Exercise task: Make an exact copy of the entries below.

Exercise inputs:
=======

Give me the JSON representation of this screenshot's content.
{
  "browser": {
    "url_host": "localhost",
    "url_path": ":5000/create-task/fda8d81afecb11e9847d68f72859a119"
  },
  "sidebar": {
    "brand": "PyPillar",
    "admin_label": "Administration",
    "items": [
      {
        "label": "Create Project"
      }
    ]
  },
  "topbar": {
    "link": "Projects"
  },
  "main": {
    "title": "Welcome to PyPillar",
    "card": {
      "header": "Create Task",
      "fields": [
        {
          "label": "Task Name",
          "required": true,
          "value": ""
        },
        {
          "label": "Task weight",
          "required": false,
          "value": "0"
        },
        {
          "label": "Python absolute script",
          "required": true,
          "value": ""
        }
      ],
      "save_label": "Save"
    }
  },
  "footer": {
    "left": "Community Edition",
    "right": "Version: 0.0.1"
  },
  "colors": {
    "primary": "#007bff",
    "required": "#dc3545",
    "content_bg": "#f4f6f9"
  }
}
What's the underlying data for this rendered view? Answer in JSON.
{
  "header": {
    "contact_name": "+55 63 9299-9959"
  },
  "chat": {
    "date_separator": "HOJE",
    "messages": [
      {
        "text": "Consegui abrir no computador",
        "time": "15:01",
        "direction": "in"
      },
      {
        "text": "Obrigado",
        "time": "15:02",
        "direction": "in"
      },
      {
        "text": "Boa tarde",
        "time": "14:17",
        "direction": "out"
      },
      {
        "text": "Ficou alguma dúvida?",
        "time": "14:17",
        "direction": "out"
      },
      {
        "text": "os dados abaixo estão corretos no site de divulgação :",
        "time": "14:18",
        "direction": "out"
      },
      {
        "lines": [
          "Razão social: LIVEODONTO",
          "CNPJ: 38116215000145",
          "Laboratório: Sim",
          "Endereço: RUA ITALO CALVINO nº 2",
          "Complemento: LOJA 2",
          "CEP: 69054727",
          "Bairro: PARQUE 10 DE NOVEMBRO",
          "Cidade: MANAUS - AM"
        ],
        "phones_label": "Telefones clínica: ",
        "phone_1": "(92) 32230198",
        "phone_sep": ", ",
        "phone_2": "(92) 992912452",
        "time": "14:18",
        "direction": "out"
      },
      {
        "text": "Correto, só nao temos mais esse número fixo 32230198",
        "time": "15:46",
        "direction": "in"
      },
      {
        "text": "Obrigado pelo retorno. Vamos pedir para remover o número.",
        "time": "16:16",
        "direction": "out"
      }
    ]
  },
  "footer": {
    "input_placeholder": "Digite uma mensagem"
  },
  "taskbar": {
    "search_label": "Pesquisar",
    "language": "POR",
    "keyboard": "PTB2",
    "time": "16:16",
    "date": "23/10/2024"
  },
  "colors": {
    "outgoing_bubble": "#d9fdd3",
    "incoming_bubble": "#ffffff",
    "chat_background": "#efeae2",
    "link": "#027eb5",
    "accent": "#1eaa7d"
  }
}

=======

Result of this exercise:
Give me the JSON representation of this screenshot's content.
{
  "browser": {
    "url_host": "localhost",
    "url_path": ":5000/create-task/fda8d81afecb11e9847d68f72859a119"
  },
  "sidebar": {
    "brand": "PyPillar",
    "admin_label": "Administration",
    "items": [
      {
        "label": "Create Project"
      }
    ]
  },
  "topbar": {
    "link": "Projects"
  },
  "main": {
    "title": "Welcome to PyPillar",
    "card": {
      "header": "Create Task",
      "fields": [
        {
          "label": "Task Name",
          "required": true,
          "value": ""
        },
        {
          "label": "Task weight",
          "required": false,
          "value": "0"
        },
        {
          "label": "Python absolute script",
          "required": true,
          "value": ""
        }
      ],
      "save_label": "Save"
    }
  },
  "footer": {
    "left": "Community Edition",
    "right": "Version: 0.0.1"
  },
  "colors": {
    "primary": "#007bff",
    "required": "#dc3545",
    "content_bg": "#f4f6f9"
  }
}
What's the underlying data for this rendered view? Answer in JSON.
{
  "header": {
    "contact_name": "+55 63 9299-9959"
  },
  "chat": {
    "date_separator": "HOJE",
    "messages": [
      {
        "text": "Consegui abrir no computador",
        "time": "15:01",
        "direction": "in"
      },
      {
        "text": "Obrigado",
        "time": "15:02",
        "direction": "in"
      },
      {
        "text": "Boa tarde",
        "time": "14:17",
        "direction": "out"
      },
      {
        "text": "Ficou alguma dúvida?",
        "time": "14:17",
        "direction": "out"
      },
      {
        "text": "os dados abaixo estão corretos no site de divulgação :",
        "time": "14:18",
        "direction": "out"
      },
      {
        "lines": [
          "Razão social: LIVEODONTO",
          "CNPJ: 38116215000145",
          "Laboratório: Sim",
          "Endereço: RUA ITALO CALVINO nº 2",
          "Complemento: LOJA 2",
          "CEP: 69054727",
          "Bairro: PARQUE 10 DE NOVEMBRO",
          "Cidade: MANAUS - AM"
        ],
        "phones_label": "Telefones clínica: ",
        "phone_1": "(92) 32230198",
        "phone_sep": ", ",
        "phone_2": "(92) 992912452",
        "time": "14:18",
        "direction": "out"
      },
      {
        "text": "Correto, só nao temos mais esse número fixo 32230198",
        "time": "15:46",
        "direction": "in"
      },
      {
        "text": "Obrigado pelo retorno. Vamos pedir para remover o número.",
        "time": "16:16",
        "direction": "out"
      }
    ]
  },
  "footer": {
    "input_placeholder": "Digite uma mensagem"
  },
  "taskbar": {
    "search_label": "Pesquisar",
    "language": "POR",
    "keyboard": "PTB2",
    "time": "16:16",
    "date": "23/10/2024"
  },
  "colors": {
    "outgoing_bubble": "#d9fdd3",
    "incoming_bubble": "#ffffff",
    "chat_background": "#efeae2",
    "link": "#027eb5",
    "accent": "#1eaa7d"
  }
}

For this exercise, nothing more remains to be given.